• Given request
Return each entry exactly, with none missing.

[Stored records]
====
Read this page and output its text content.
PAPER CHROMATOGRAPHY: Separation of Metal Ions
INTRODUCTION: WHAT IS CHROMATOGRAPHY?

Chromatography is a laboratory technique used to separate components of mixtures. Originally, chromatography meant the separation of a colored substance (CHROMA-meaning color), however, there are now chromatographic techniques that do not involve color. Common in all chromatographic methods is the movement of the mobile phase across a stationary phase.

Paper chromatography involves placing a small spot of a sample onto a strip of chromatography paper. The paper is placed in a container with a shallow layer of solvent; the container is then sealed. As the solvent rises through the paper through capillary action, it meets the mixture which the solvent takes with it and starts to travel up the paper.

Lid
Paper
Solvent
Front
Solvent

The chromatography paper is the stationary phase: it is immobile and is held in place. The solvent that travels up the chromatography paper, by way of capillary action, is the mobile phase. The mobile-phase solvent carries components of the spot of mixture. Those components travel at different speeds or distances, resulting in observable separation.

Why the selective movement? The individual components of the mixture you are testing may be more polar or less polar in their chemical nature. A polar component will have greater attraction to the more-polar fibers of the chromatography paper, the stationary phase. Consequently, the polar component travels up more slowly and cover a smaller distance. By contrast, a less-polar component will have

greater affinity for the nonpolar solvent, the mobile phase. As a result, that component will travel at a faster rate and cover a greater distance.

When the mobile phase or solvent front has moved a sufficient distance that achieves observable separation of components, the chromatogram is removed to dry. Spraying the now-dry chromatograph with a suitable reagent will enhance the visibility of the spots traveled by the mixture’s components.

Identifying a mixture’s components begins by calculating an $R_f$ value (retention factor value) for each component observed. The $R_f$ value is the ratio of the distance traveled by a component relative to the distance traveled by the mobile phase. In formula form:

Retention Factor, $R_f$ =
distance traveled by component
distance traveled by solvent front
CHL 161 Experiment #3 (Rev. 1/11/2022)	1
====
• Written solution
Read this page and output its text content.
PAPER CHROMATOGRAPHY: Separation of Metal Ions
INTRODUCTION: WHAT IS CHROMATOGRAPHY?

Chromatography is a laboratory technique used to separate components of mixtures. Originally, chromatography meant the separation of a colored substance (CHROMA-meaning color), however, there are now chromatographic techniques that do not involve color. Common in all chromatographic methods is the movement of the mobile phase across a stationary phase.

Paper chromatography involves placing a small spot of a sample onto a strip of chromatography paper. The paper is placed in a container with a shallow layer of solvent; the container is then sealed. As the solvent rises through the paper through capillary action, it meets the mixture which the solvent takes with it and starts to travel up the paper.

Lid
Paper
Solvent
Front
Solvent

The chromatography paper is the stationary phase: it is immobile and is held in place. The solvent that travels up the chromatography paper, by way of capillary action, is the mobile phase. The mobile-phase solvent carries components of the spot of mixture. Those components travel at different speeds or distances, resulting in observable separation.

Why the selective movement? The individual components of the mixture you are testing may be more polar or less polar in their chemical nature. A polar component will have greater attraction to the more-polar fibers of the chromatography paper, the stationary phase. Consequently, the polar component travels up more slowly and cover a smaller distance. By contrast, a less-polar component will have

greater affinity for the nonpolar solvent, the mobile phase. As a result, that component will travel at a faster rate and cover a greater distance.

When the mobile phase or solvent front has moved a sufficient distance that achieves observable separation of components, the chromatogram is removed to dry. Spraying the now-dry chromatograph with a suitable reagent will enhance the visibility of the spots traveled by the mixture’s components.

Identifying a mixture’s components begins by calculating an $R_f$ value (retention factor value) for each component observed. The $R_f$ value is the ratio of the distance traveled by a component relative to the distance traveled by the mobile phase. In formula form:

Retention Factor, $R_f$ =
distance traveled by component
distance traveled by solvent front
CHL 161 Experiment #3 (Rev. 1/11/2022)	1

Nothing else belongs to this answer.